(WHAT THE TASK REQUIRES)
Leave out the pictures and copy the remaining records exactly.

• • • • •

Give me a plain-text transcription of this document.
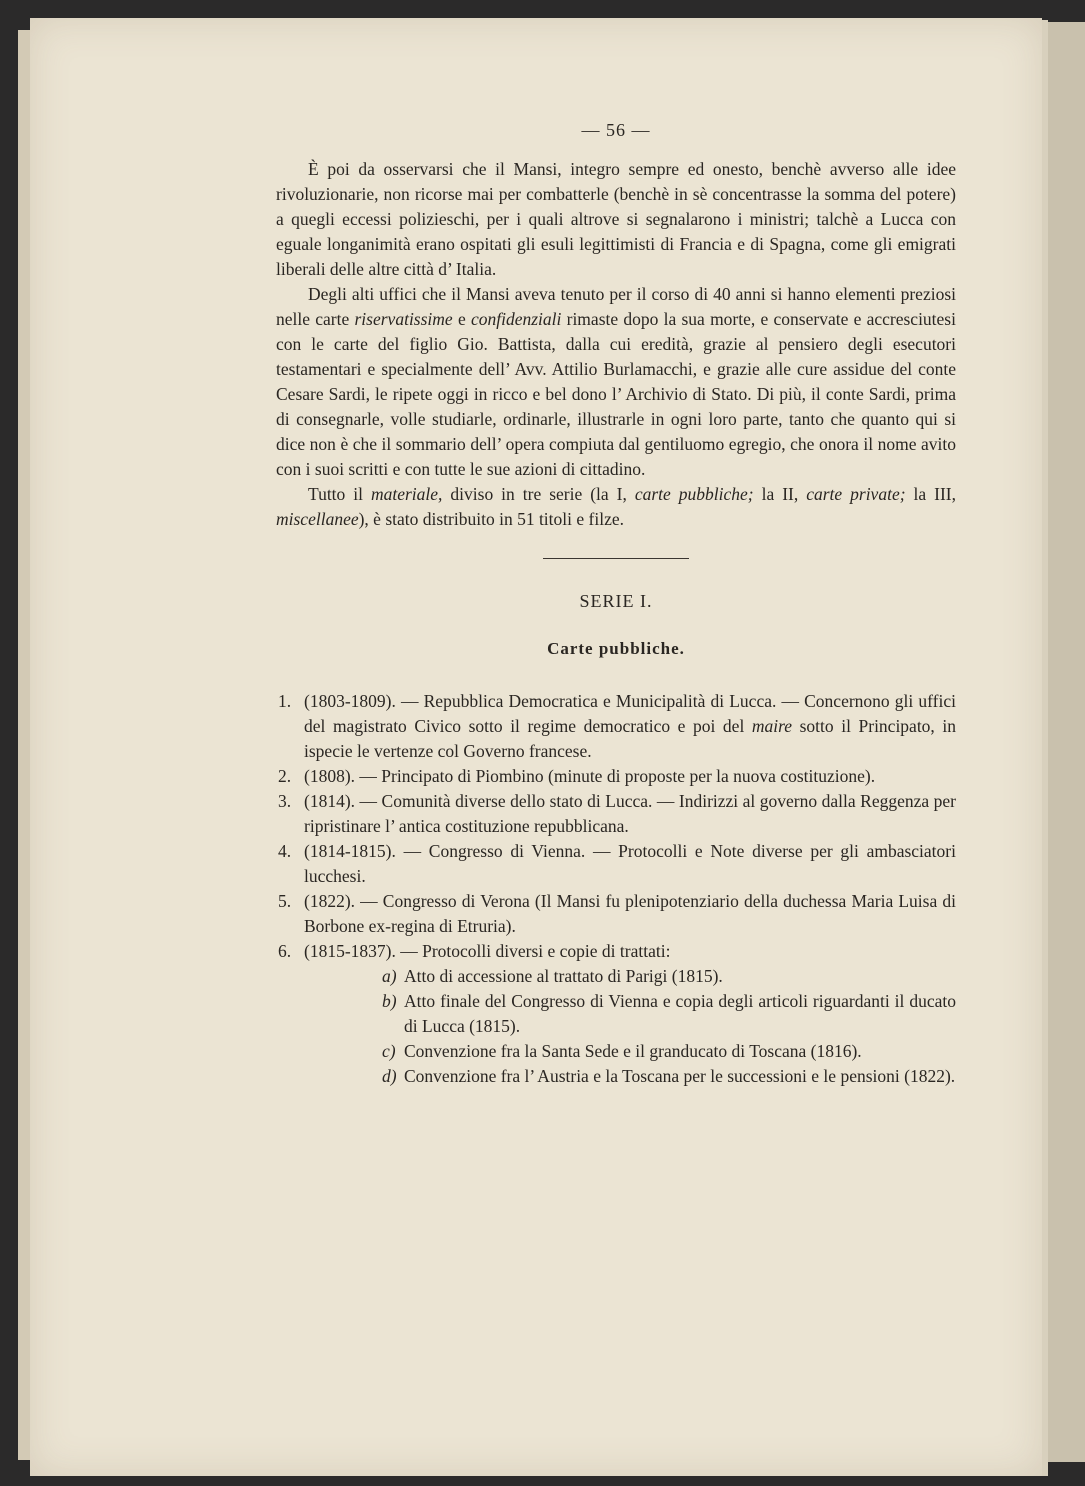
— 56 —

È poi da osservarsi che il Mansi, integro sempre ed onesto, benchè avverso alle idee rivoluzionarie, non ricorse mai per combatterle (benchè in sè concentrasse la somma del potere) a quegli eccessi polizieschi, per i quali altrove si segnalarono i ministri; talchè a Lucca con eguale longanimità erano ospitati gli esuli legittimisti di Francia e di Spagna, come gli emigrati liberali delle altre città d’ Italia.

Degli alti uffici che il Mansi aveva tenuto per il corso di 40 anni si hanno elementi preziosi nelle carte riservatissime e confidenziali rimaste dopo la sua morte, e conservate e accresciutesi con le carte del figlio Gio. Battista, dalla cui eredità, grazie al pensiero degli esecutori testamentari e specialmente dell’ Avv. Attilio Burlamacchi, e grazie alle cure assidue del conte Cesare Sardi, le ripete oggi in ricco e bel dono l’ Archivio di Stato. Di più, il conte Sardi, prima di consegnarle, volle studiarle, ordinarle, illustrarle in ogni loro parte, tanto che quanto qui si dice non è che il sommario dell’ opera compiuta dal gentiluomo egregio, che onora il nome avito con i suoi scritti e con tutte le sue azioni di cittadino.

Tutto il materiale, diviso in tre serie (la I, carte pubbliche; la II, carte private; la III, miscellanee), è stato distribuito in 51 titoli e filze.

SERIE I.
Carte pubbliche.
1. (1803-1809). — Repubblica Democratica e Municipalità di Lucca. — Concernono gli uffici del magistrato Civico sotto il regime democratico e poi del maire sotto il Principato, in ispecie le vertenze col Governo francese.
2. (1808). — Principato di Piombino (minute di proposte per la nuova costituzione).
3. (1814). — Comunità diverse dello stato di Lucca. — Indirizzi al governo dalla Reggenza per ripristinare l’ antica costituzione repubblicana.
4. (1814-1815). — Congresso di Vienna. — Protocolli e Note diverse per gli ambasciatori lucchesi.
5. (1822). — Congresso di Verona (Il Mansi fu plenipotenziario della duchessa Maria Luisa di Borbone ex-regina di Etruria).
6. (1815-1837). — Protocolli diversi e copie di trattati:
a) Atto di accessione al trattato di Parigi (1815).
b) Atto finale del Congresso di Vienna e copia degli articoli riguardanti il ducato di Lucca (1815).
c) Convenzione fra la Santa Sede e il granducato di Toscana (1816).
d) Convenzione fra l’ Austria e la Toscana per le successioni e le pensioni (1822).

• • • • •

(THE RESULT)
Give me a plain-text transcription of this document.
— 56 —

È poi da osservarsi che il Mansi, integro sempre ed onesto, benchè avverso alle idee rivoluzionarie, non ricorse mai per combatterle (benchè in sè concentrasse la somma del potere) a quegli eccessi polizieschi, per i quali altrove si segnalarono i ministri; talchè a Lucca con eguale longanimità erano ospitati gli esuli legittimisti di Francia e di Spagna, come gli emigrati liberali delle altre città d’ Italia.

Degli alti uffici che il Mansi aveva tenuto per il corso di 40 anni si hanno elementi preziosi nelle carte riservatissime e confidenziali rimaste dopo la sua morte, e conservate e accresciutesi con le carte del figlio Gio. Battista, dalla cui eredità, grazie al pensiero degli esecutori testamentari e specialmente dell’ Avv. Attilio Burlamacchi, e grazie alle cure assidue del conte Cesare Sardi, le ripete oggi in ricco e bel dono l’ Archivio di Stato. Di più, il conte Sardi, prima di consegnarle, volle studiarle, ordinarle, illustrarle in ogni loro parte, tanto che quanto qui si dice non è che il sommario dell’ opera compiuta dal gentiluomo egregio, che onora il nome avito con i suoi scritti e con tutte le sue azioni di cittadino.

Tutto il materiale, diviso in tre serie (la I, carte pubbliche; la II, carte private; la III, miscellanee), è stato distribuito in 51 titoli e filze.

SERIE I.
Carte pubbliche.
1. (1803-1809). — Repubblica Democratica e Municipalità di Lucca. — Concernono gli uffici del magistrato Civico sotto il regime democratico e poi del maire sotto il Principato, in ispecie le vertenze col Governo francese.
2. (1808). — Principato di Piombino (minute di proposte per la nuova costituzione).
3. (1814). — Comunità diverse dello stato di Lucca. — Indirizzi al governo dalla Reggenza per ripristinare l’ antica costituzione repubblicana.
4. (1814-1815). — Congresso di Vienna. — Protocolli e Note diverse per gli ambasciatori lucchesi.
5. (1822). — Congresso di Verona (Il Mansi fu plenipotenziario della duchessa Maria Luisa di Borbone ex-regina di Etruria).
6. (1815-1837). — Protocolli diversi e copie di trattati:
a) Atto di accessione al trattato di Parigi (1815).
b) Atto finale del Congresso di Vienna e copia degli articoli riguardanti il ducato di Lucca (1815).
c) Convenzione fra la Santa Sede e il granducato di Toscana (1816).
d) Convenzione fra l’ Austria e la Toscana per le successioni e le pensioni (1822).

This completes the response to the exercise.